* Records for this task
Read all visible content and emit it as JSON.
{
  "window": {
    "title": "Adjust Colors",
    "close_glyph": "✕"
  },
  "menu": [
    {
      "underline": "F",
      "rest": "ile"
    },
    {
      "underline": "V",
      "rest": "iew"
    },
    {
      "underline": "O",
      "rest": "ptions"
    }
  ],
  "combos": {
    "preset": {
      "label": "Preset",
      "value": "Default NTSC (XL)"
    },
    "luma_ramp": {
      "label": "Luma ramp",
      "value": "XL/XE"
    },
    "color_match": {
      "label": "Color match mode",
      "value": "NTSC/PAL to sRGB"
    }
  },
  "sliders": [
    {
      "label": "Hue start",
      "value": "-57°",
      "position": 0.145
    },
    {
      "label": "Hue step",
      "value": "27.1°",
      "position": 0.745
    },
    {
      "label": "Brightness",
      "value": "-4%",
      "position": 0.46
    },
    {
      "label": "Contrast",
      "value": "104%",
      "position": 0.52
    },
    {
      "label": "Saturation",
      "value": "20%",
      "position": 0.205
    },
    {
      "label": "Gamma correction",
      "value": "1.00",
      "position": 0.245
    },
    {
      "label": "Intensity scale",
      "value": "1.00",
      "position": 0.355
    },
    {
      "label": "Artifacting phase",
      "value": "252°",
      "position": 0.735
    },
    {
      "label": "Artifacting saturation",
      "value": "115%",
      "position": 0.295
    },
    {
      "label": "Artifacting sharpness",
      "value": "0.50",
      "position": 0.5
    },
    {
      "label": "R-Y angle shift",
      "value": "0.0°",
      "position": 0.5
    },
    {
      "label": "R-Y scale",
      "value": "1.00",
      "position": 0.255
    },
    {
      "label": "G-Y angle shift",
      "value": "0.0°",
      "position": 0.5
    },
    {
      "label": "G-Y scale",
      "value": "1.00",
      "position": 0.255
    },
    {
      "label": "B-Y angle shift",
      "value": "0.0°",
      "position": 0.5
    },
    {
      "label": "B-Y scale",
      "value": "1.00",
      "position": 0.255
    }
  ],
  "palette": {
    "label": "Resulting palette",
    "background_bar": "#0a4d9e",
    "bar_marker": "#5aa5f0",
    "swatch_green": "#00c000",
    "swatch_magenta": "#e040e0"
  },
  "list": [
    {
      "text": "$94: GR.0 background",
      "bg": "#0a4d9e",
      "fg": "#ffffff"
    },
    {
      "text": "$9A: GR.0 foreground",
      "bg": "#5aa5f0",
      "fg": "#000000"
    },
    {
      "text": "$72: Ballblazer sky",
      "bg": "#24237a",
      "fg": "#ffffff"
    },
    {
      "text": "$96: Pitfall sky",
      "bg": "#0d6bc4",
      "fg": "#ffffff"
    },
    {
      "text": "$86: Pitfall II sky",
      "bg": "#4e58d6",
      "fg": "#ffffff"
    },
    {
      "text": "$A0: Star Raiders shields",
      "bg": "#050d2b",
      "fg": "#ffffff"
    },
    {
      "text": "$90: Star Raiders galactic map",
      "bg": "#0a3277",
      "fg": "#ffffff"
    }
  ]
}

* Stated exercise
Every line that holds the string "shift" should be returned.

* Written solution
      "label": "R-Y angle shift",
      "label": "G-Y angle shift",
      "label": "B-Y angle shift",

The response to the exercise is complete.